CHALLENGE: Copy each line holding the string "SATPAM".

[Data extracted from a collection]
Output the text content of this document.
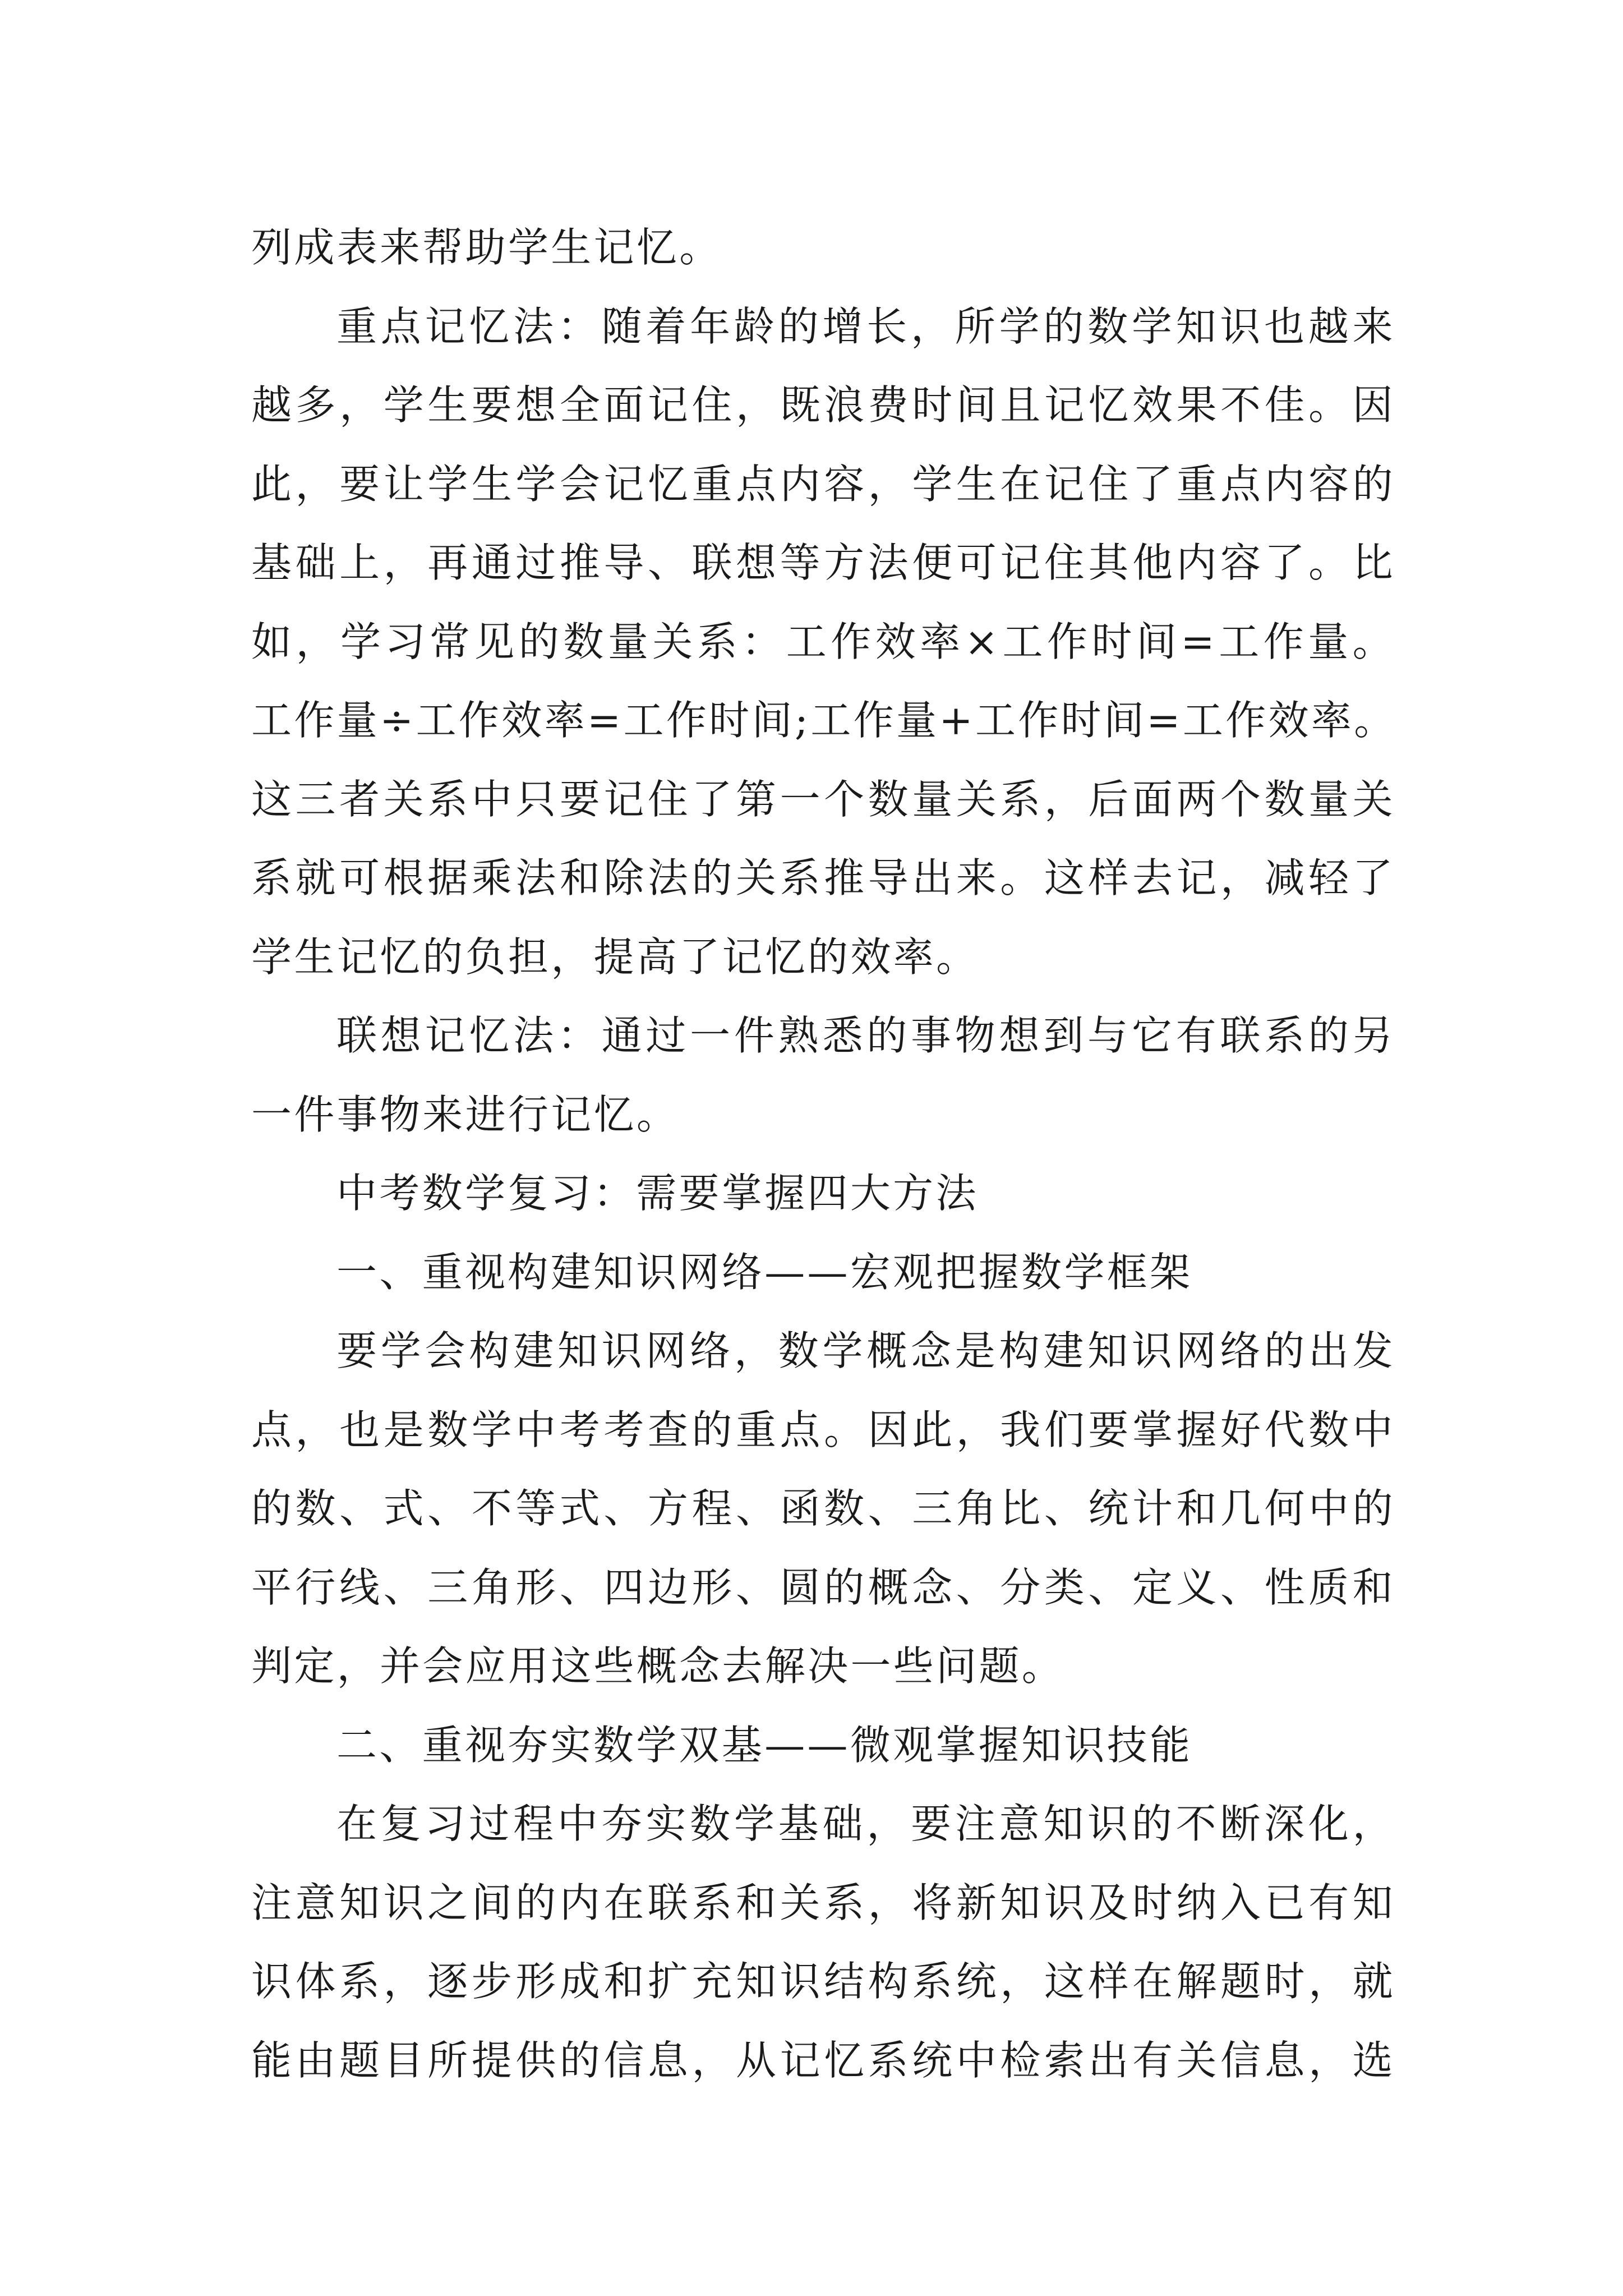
列成表来帮助学生记忆。
重点记忆法：随着年龄的增长，所学的数学知识也越来
越多，学生要想全面记住，既浪费时间且记忆效果不佳。因
此，要让学生学会记忆重点内容，学生在记住了重点内容的
基础上，再通过推导、联想等方法便可记住其他内容了。比
如，学习常见的数量关系：工作效率×工作时间=工作量。
工作量÷工作效率=工作时间;工作量+工作时间=工作效率。
这三者关系中只要记住了第一个数量关系，后面两个数量关
系就可根据乘法和除法的关系推导出来。这样去记，减轻了
学生记忆的负担，提高了记忆的效率。
联想记忆法：通过一件熟悉的事物想到与它有联系的另
一件事物来进行记忆。
中考数学复习：需要掌握四大方法
一、重视构建知识网络——宏观把握数学框架
要学会构建知识网络，数学概念是构建知识网络的出发
点，也是数学中考考查的重点。因此，我们要掌握好代数中
的数、式、不等式、方程、函数、三角比、统计和几何中的
平行线、三角形、四边形、圆的概念、分类、定义、性质和
判定，并会应用这些概念去解决一些问题。
二、重视夯实数学双基——微观掌握知识技能
在复习过程中夯实数学基础，要注意知识的不断深化，
注意知识之间的内在联系和关系，将新知识及时纳入已有知
识体系，逐步形成和扩充知识结构系统，这样在解题时，就
能由题目所提供的信息，从记忆系统中检索出有关信息，选
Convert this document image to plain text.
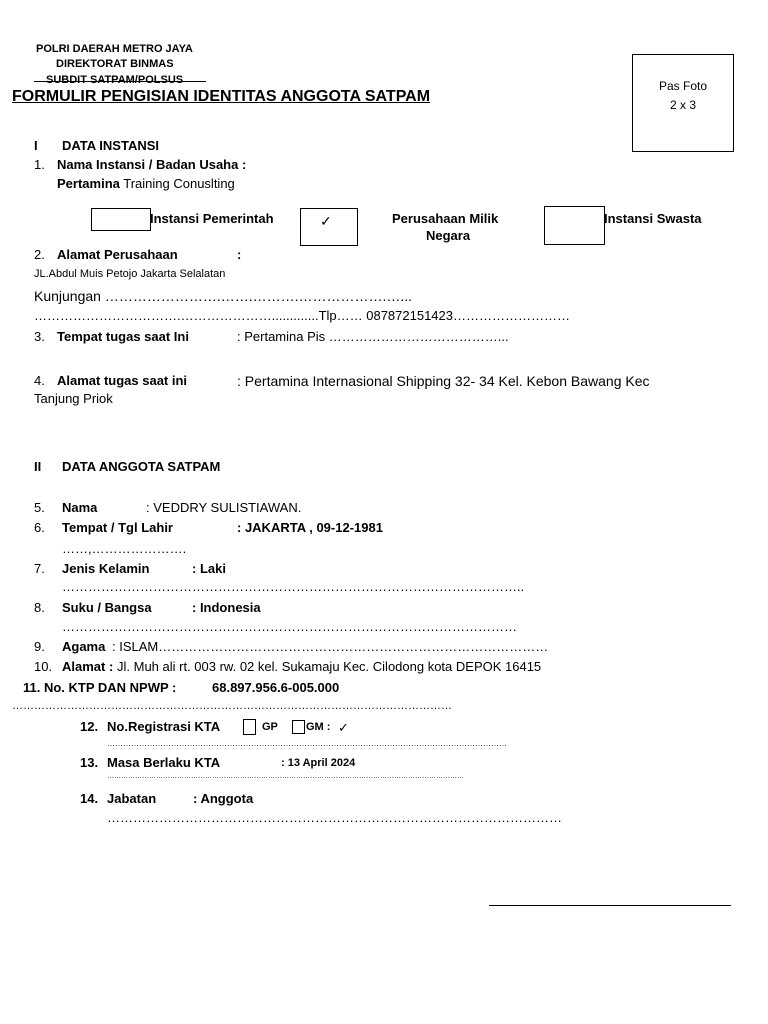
POLRI DAERAH METRO JAYA
DIREKTORAT BINMAS
SUBDIT SATPAM/POLSUS
FORMULIR PENGISIAN IDENTITAS ANGGOTA SATPAM
Pas Foto
2 x 3
I DATA INSTANSI
1. Nama Instansi / Badan Usaha :
Pertamina Training Conuslting
Instansi Pemerintah	✓	Perusahaan Milik
Negara
Instansi Swasta
2. Alamat Perusahaan	:
JL.Abdul Muis Petojo Jakarta Selalatan
Kunjungan …………………….…….……….……………….…...
…………………………….………………….............Tlp…… 087872151423………………………
3. Tempat tugas saat Ini	: Pertamina Pis …………………………………...
4. Alamat tugas saat ini	: Pertamina Internasional Shipping 32- 34 Kel. Kebon Bawang Kec
Tanjung Priok
II DATA ANGGOTA SATPAM
5. Nama	: VEDDRY SULISTIAWAN.
6. Tempat / Tgl Lahir	: JAKARTA , 09-12-1981
……,………………….
7. Jenis Kelamin	: Laki
……………………………………………………………………………………………..
8. Suku / Bangsa	: Indonesia
……………………………………………………………………………………………
9. Agama : ISLAM………………………………………………………………………………
10. Alamat : Jl. Muh ali rt. 003 rw. 02 kel. Sukamaju Kec. Cilodong kota DEPOK 16415
11. No. KTP DAN NPWP :	68.897.956.6-005.000
…………………………………………………………………………………………………………
12. No.Registrasi KTA	GP	GM : ✓
……………………………………………………………………………………………………………………………………
13. Masa Berlaku KTA	: 13 April 2024
………………………………………………………………………………………………………………………………………
14. Jabatan	: Anggota
……………………………………………………………………………………………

FINAL RESULT:
SUBDIT SATPAM/POLSUS
FORMULIR PENGISIAN IDENTITAS ANGGOTA SATPAM
II DATA ANGGOTA SATPAM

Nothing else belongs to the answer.